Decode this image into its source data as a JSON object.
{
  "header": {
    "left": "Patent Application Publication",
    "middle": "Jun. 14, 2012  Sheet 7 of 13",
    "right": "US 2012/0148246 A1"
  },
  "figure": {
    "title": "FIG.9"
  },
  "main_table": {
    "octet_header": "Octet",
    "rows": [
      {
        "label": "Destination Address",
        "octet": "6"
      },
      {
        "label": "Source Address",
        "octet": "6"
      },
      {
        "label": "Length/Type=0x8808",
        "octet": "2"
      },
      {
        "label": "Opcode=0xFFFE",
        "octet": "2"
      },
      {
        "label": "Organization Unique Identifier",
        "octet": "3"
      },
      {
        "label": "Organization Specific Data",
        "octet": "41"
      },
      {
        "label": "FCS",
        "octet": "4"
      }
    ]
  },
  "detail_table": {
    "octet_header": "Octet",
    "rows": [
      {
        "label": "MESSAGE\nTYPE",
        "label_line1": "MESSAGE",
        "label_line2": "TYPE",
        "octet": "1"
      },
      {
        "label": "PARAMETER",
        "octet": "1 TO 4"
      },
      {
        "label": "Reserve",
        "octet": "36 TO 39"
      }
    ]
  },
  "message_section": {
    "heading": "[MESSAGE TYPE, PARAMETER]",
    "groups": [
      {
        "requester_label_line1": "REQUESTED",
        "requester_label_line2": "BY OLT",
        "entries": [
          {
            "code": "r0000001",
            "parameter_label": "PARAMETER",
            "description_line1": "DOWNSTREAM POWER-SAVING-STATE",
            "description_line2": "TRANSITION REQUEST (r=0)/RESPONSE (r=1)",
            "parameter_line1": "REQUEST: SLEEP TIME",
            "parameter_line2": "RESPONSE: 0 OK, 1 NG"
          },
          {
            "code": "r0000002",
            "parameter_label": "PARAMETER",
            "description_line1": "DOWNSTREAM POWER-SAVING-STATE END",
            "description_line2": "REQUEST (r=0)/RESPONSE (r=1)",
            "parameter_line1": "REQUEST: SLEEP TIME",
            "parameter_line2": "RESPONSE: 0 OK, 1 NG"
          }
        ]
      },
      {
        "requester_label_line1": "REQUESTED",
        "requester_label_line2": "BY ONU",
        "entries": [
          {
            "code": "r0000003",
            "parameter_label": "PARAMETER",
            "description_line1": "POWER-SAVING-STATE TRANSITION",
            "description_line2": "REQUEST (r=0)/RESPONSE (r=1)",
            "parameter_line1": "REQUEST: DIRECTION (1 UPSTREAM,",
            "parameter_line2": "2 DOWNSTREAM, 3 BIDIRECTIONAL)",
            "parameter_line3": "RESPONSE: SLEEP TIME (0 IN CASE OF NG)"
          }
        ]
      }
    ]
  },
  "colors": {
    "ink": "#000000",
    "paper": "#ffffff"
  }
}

----------

Pull out each line of the listing that holds the string "Organization".

● Answer to this problem:
        "label": "Organization Unique Identifier",
        "label": "Organization Specific Data",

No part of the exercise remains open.